(Excerpt from a dataset)
━━━━━━

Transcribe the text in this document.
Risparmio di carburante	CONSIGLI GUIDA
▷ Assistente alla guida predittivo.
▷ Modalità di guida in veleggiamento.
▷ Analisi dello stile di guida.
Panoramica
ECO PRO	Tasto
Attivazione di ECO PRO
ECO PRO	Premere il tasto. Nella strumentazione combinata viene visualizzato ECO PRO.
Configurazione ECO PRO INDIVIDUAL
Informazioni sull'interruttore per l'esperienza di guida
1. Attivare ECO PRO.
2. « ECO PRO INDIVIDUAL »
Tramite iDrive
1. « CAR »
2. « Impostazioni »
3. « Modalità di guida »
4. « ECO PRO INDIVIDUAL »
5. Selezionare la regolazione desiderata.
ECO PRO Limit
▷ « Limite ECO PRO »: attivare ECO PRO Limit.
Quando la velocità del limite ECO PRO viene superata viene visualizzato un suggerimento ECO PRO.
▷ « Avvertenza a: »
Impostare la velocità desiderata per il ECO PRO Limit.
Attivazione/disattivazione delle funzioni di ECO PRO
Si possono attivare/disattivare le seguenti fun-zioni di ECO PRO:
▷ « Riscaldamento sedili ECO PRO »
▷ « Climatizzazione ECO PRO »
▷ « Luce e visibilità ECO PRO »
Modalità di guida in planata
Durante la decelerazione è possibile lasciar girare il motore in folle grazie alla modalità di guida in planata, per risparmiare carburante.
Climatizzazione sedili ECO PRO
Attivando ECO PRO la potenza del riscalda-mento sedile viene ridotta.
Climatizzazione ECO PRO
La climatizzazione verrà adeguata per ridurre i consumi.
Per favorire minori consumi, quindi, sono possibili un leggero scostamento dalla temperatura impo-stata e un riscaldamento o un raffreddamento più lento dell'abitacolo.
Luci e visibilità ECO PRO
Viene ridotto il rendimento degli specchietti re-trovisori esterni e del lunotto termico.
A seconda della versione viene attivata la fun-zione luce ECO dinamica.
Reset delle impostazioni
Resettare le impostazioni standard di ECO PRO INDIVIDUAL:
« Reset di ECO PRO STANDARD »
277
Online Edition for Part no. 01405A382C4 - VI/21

━━━━━━

== Given problem ==
Repeat the preceding lines exactly, please, every one of them.

== Exercise solution ==
Transcribe the text in this document.
Risparmio di carburante	CONSIGLI GUIDA
▷ Assistente alla guida predittivo.
▷ Modalità di guida in veleggiamento.
▷ Analisi dello stile di guida.
Panoramica
ECO PRO	Tasto
Attivazione di ECO PRO
ECO PRO	Premere il tasto. Nella strumentazione combinata viene visualizzato ECO PRO.
Configurazione ECO PRO INDIVIDUAL
Informazioni sull'interruttore per l'esperienza di guida
1. Attivare ECO PRO.
2. « ECO PRO INDIVIDUAL »
Tramite iDrive
1. « CAR »
2. « Impostazioni »
3. « Modalità di guida »
4. « ECO PRO INDIVIDUAL »
5. Selezionare la regolazione desiderata.
ECO PRO Limit
▷ « Limite ECO PRO »: attivare ECO PRO Limit.
Quando la velocità del limite ECO PRO viene superata viene visualizzato un suggerimento ECO PRO.
▷ « Avvertenza a: »
Impostare la velocità desiderata per il ECO PRO Limit.
Attivazione/disattivazione delle funzioni di ECO PRO
Si possono attivare/disattivare le seguenti fun-zioni di ECO PRO:
▷ « Riscaldamento sedili ECO PRO »
▷ « Climatizzazione ECO PRO »
▷ « Luce e visibilità ECO PRO »
Modalità di guida in planata
Durante la decelerazione è possibile lasciar girare il motore in folle grazie alla modalità di guida in planata, per risparmiare carburante.
Climatizzazione sedili ECO PRO
Attivando ECO PRO la potenza del riscalda-mento sedile viene ridotta.
Climatizzazione ECO PRO
La climatizzazione verrà adeguata per ridurre i consumi.
Per favorire minori consumi, quindi, sono possibili un leggero scostamento dalla temperatura impo-stata e un riscaldamento o un raffreddamento più lento dell'abitacolo.
Luci e visibilità ECO PRO
Viene ridotto il rendimento degli specchietti re-trovisori esterni e del lunotto termico.
A seconda della versione viene attivata la fun-zione luce ECO dinamica.
Reset delle impostazioni
Resettare le impostazioni standard di ECO PRO INDIVIDUAL:
« Reset di ECO PRO STANDARD »
277
Online Edition for Part no. 01405A382C4 - VI/21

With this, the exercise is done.